● EXERCISE MATERIAL
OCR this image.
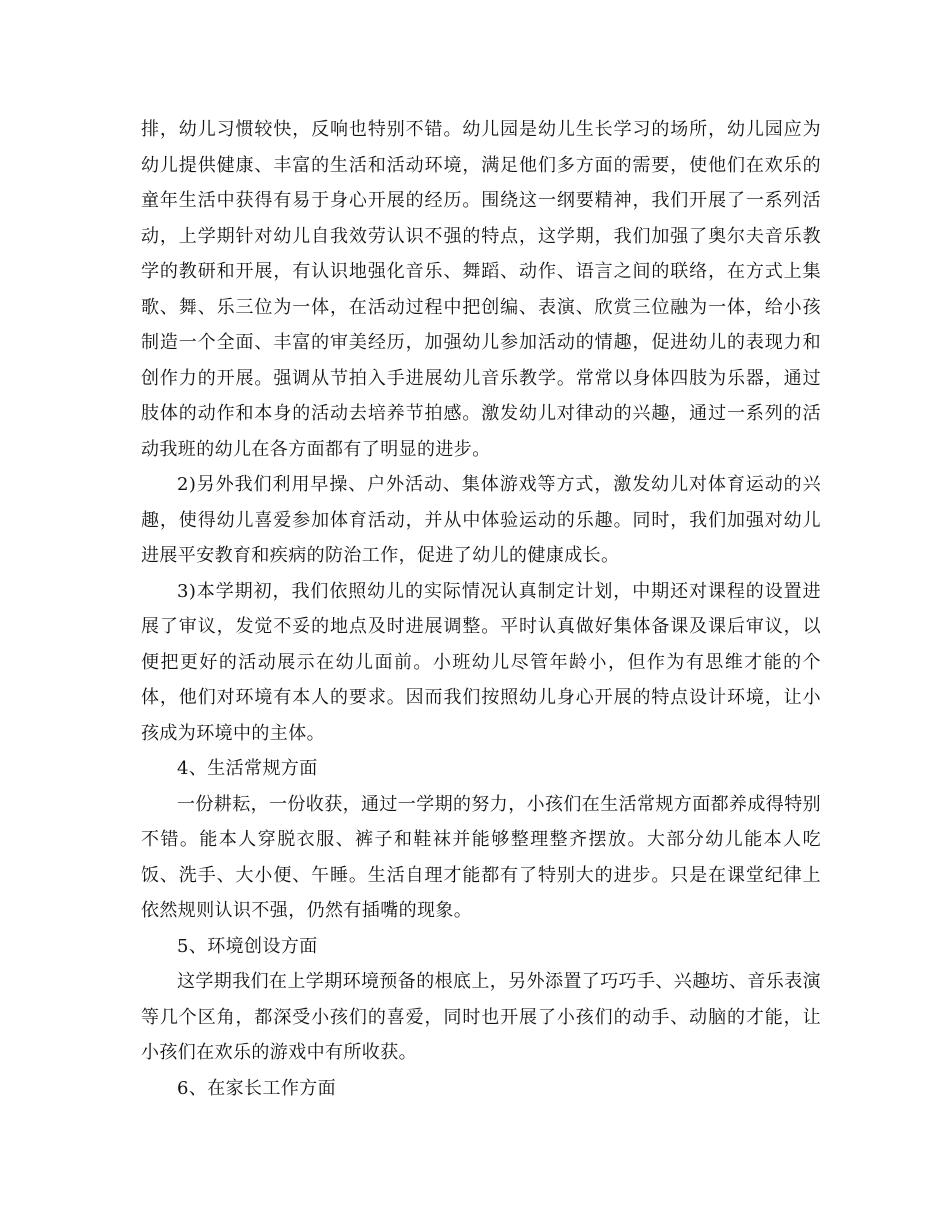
排，幼儿习惯较快，反响也特别不错。幼儿园是幼儿生长学习的场所，幼儿园应为幼儿提供健康、丰富的生活和活动环境，满足他们多方面的需要，使他们在欢乐的童年生活中获得有易于身心开展的经历。围绕这一纲要精神，我们开展了一系列活动，上学期针对幼儿自我效劳认识不强的特点，这学期，我们加强了奥尔夫音乐教学的教研和开展，有认识地强化音乐、舞蹈、动作、语言之间的联络，在方式上集歌、舞、乐三位为一体，在活动过程中把创编、表演、欣赏三位融为一体，给小孩制造一个全面、丰富的审美经历，加强幼儿参加活动的情趣，促进幼儿的表现力和创作力的开展。强调从节拍入手进展幼儿音乐教学。常常以身体四肢为乐器，通过肢体的动作和本身的活动去培养节拍感。激发幼儿对律动的兴趣，通过一系列的活动我班的幼儿在各方面都有了明显的进步。

2)另外我们利用早操、户外活动、集体游戏等方式，激发幼儿对体育运动的兴趣，使得幼儿喜爱参加体育活动，并从中体验运动的乐趣。同时，我们加强对幼儿进展平安教育和疾病的防治工作，促进了幼儿的健康成长。

3)本学期初，我们依照幼儿的实际情况认真制定计划，中期还对课程的设置进展了审议，发觉不妥的地点及时进展调整。平时认真做好集体备课及课后审议，以便把更好的活动展示在幼儿面前。小班幼儿尽管年龄小，但作为有思维才能的个体，他们对环境有本人的要求。因而我们按照幼儿身心开展的特点设计环境，让小孩成为环境中的主体。

4、生活常规方面

一份耕耘，一份收获，通过一学期的努力，小孩们在生活常规方面都养成得特别不错。能本人穿脱衣服、裤子和鞋袜并能够整理整齐摆放。大部分幼儿能本人吃饭、洗手、大小便、午睡。生活自理才能都有了特别大的进步。只是在课堂纪律上依然规则认识不强，仍然有插嘴的现象。

5、环境创设方面

这学期我们在上学期环境预备的根底上，另外添置了巧巧手、兴趣坊、音乐表演等几个区角，都深受小孩们的喜爱，同时也开展了小孩们的动手、动脑的才能，让小孩们在欢乐的游戏中有所收获。

6、在家长工作方面
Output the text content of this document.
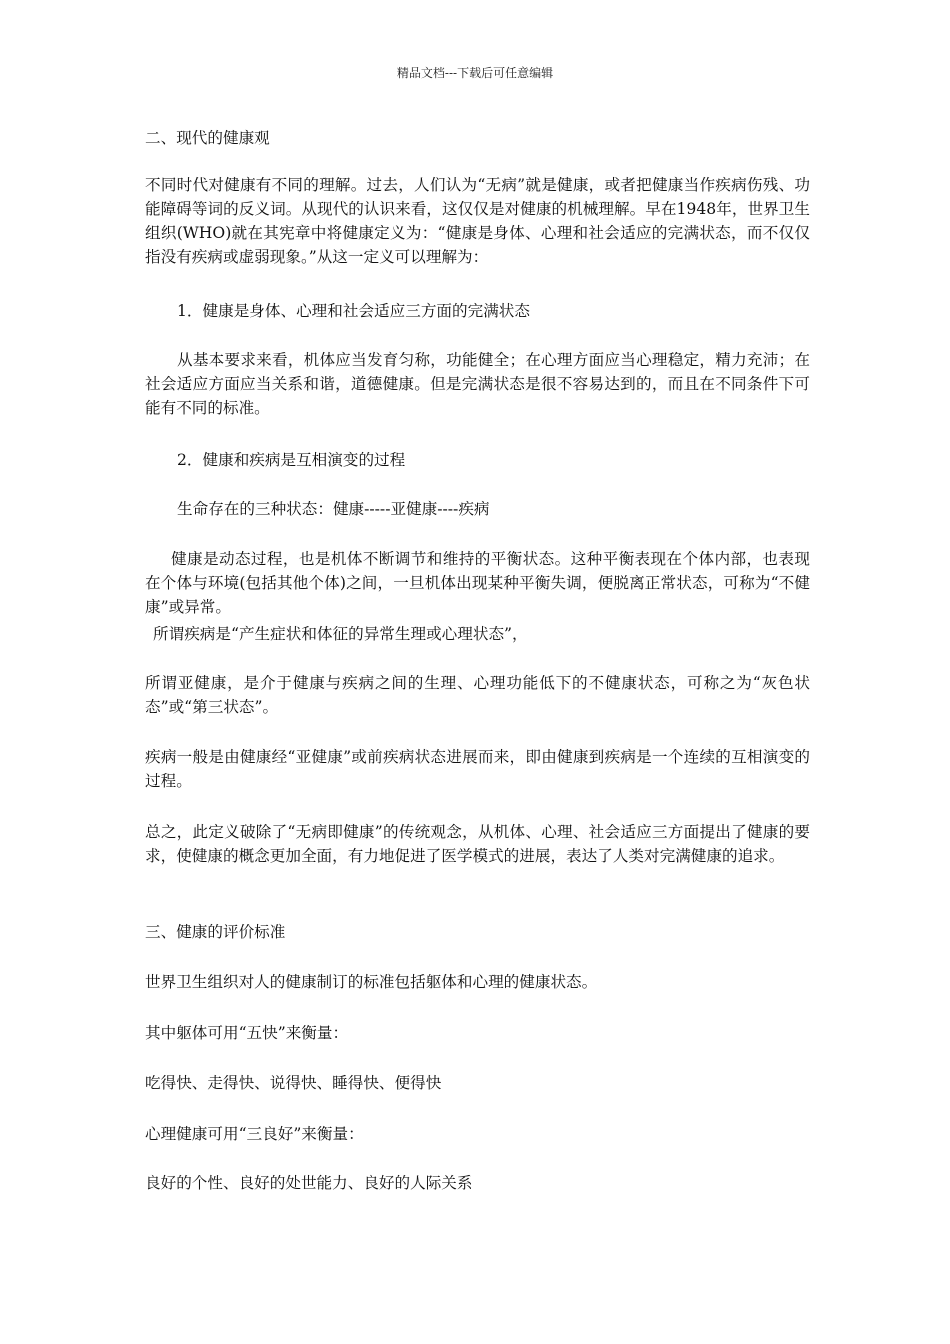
精品文档---下载后可任意编辑

二、现代的健康观

不同时代对健康有不同的理解。过去，人们认为“无病”就是健康，或者把健康当作疾病伤残、功能障碍等词的反义词。从现代的认识来看，这仅仅是对健康的机械理解。早在1948年，世界卫生组织(WHO)就在其宪章中将健康定义为：“健康是身体、心理和社会适应的完满状态，而不仅仅指没有疾病或虚弱现象。”从这一定义可以理解为：

1．健康是身体、心理和社会适应三方面的完满状态

从基本要求来看，机体应当发育匀称，功能健全；在心理方面应当心理稳定，精力充沛；在社会适应方面应当关系和谐，道德健康。但是完满状态是很不容易达到的，而且在不同条件下可能有不同的标准。

2．健康和疾病是互相演变的过程

生命存在的三种状态：健康-----亚健康----疾病

健康是动态过程，也是机体不断调节和维持的平衡状态。这种平衡表现在个体内部，也表现在个体与环境(包括其他个体)之间，一旦机体出现某种平衡失调，便脱离正常状态，可称为“不健康”或异常。

所谓疾病是“产生症状和体征的异常生理或心理状态”，

所谓亚健康，是介于健康与疾病之间的生理、心理功能低下的不健康状态，可称之为“灰色状态”或“第三状态”。

疾病一般是由健康经“亚健康”或前疾病状态进展而来，即由健康到疾病是一个连续的互相演变的过程。

总之，此定义破除了“无病即健康”的传统观念，从机体、心理、社会适应三方面提出了健康的要求，使健康的概念更加全面，有力地促进了医学模式的进展，表达了人类对完满健康的追求。

三、健康的评价标准

世界卫生组织对人的健康制订的标准包括躯体和心理的健康状态。

其中躯体可用“五快”来衡量：

吃得快、走得快、说得快、睡得快、便得快

心理健康可用“三良好”来衡量：

良好的个性、良好的处世能力、良好的人际关系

● AIM
Copy the listing exactly. Any image in it stays out of the copy.

● RESULT
OCR this image.
排，幼儿习惯较快，反响也特别不错。幼儿园是幼儿生长学习的场所，幼儿园应为幼儿提供健康、丰富的生活和活动环境，满足他们多方面的需要，使他们在欢乐的童年生活中获得有易于身心开展的经历。围绕这一纲要精神，我们开展了一系列活动，上学期针对幼儿自我效劳认识不强的特点，这学期，我们加强了奥尔夫音乐教学的教研和开展，有认识地强化音乐、舞蹈、动作、语言之间的联络，在方式上集歌、舞、乐三位为一体，在活动过程中把创编、表演、欣赏三位融为一体，给小孩制造一个全面、丰富的审美经历，加强幼儿参加活动的情趣，促进幼儿的表现力和创作力的开展。强调从节拍入手进展幼儿音乐教学。常常以身体四肢为乐器，通过肢体的动作和本身的活动去培养节拍感。激发幼儿对律动的兴趣，通过一系列的活动我班的幼儿在各方面都有了明显的进步。

2)另外我们利用早操、户外活动、集体游戏等方式，激发幼儿对体育运动的兴趣，使得幼儿喜爱参加体育活动，并从中体验运动的乐趣。同时，我们加强对幼儿进展平安教育和疾病的防治工作，促进了幼儿的健康成长。

3)本学期初，我们依照幼儿的实际情况认真制定计划，中期还对课程的设置进展了审议，发觉不妥的地点及时进展调整。平时认真做好集体备课及课后审议，以便把更好的活动展示在幼儿面前。小班幼儿尽管年龄小，但作为有思维才能的个体，他们对环境有本人的要求。因而我们按照幼儿身心开展的特点设计环境，让小孩成为环境中的主体。

4、生活常规方面

一份耕耘，一份收获，通过一学期的努力，小孩们在生活常规方面都养成得特别不错。能本人穿脱衣服、裤子和鞋袜并能够整理整齐摆放。大部分幼儿能本人吃饭、洗手、大小便、午睡。生活自理才能都有了特别大的进步。只是在课堂纪律上依然规则认识不强，仍然有插嘴的现象。

5、环境创设方面

这学期我们在上学期环境预备的根底上，另外添置了巧巧手、兴趣坊、音乐表演等几个区角，都深受小孩们的喜爱，同时也开展了小孩们的动手、动脑的才能，让小孩们在欢乐的游戏中有所收获。

6、在家长工作方面
Output the text content of this document.
精品文档---下载后可任意编辑

二、现代的健康观

不同时代对健康有不同的理解。过去，人们认为“无病”就是健康，或者把健康当作疾病伤残、功能障碍等词的反义词。从现代的认识来看，这仅仅是对健康的机械理解。早在1948年，世界卫生组织(WHO)就在其宪章中将健康定义为：“健康是身体、心理和社会适应的完满状态，而不仅仅指没有疾病或虚弱现象。”从这一定义可以理解为：

1．健康是身体、心理和社会适应三方面的完满状态

从基本要求来看，机体应当发育匀称，功能健全；在心理方面应当心理稳定，精力充沛；在社会适应方面应当关系和谐，道德健康。但是完满状态是很不容易达到的，而且在不同条件下可能有不同的标准。

2．健康和疾病是互相演变的过程

生命存在的三种状态：健康-----亚健康----疾病

健康是动态过程，也是机体不断调节和维持的平衡状态。这种平衡表现在个体内部，也表现在个体与环境(包括其他个体)之间，一旦机体出现某种平衡失调，便脱离正常状态，可称为“不健康”或异常。

所谓疾病是“产生症状和体征的异常生理或心理状态”，

所谓亚健康，是介于健康与疾病之间的生理、心理功能低下的不健康状态，可称之为“灰色状态”或“第三状态”。

疾病一般是由健康经“亚健康”或前疾病状态进展而来，即由健康到疾病是一个连续的互相演变的过程。

总之，此定义破除了“无病即健康”的传统观念，从机体、心理、社会适应三方面提出了健康的要求，使健康的概念更加全面，有力地促进了医学模式的进展，表达了人类对完满健康的追求。

三、健康的评价标准

世界卫生组织对人的健康制订的标准包括躯体和心理的健康状态。

其中躯体可用“五快”来衡量：

吃得快、走得快、说得快、睡得快、便得快

心理健康可用“三良好”来衡量：

良好的个性、良好的处世能力、良好的人际关系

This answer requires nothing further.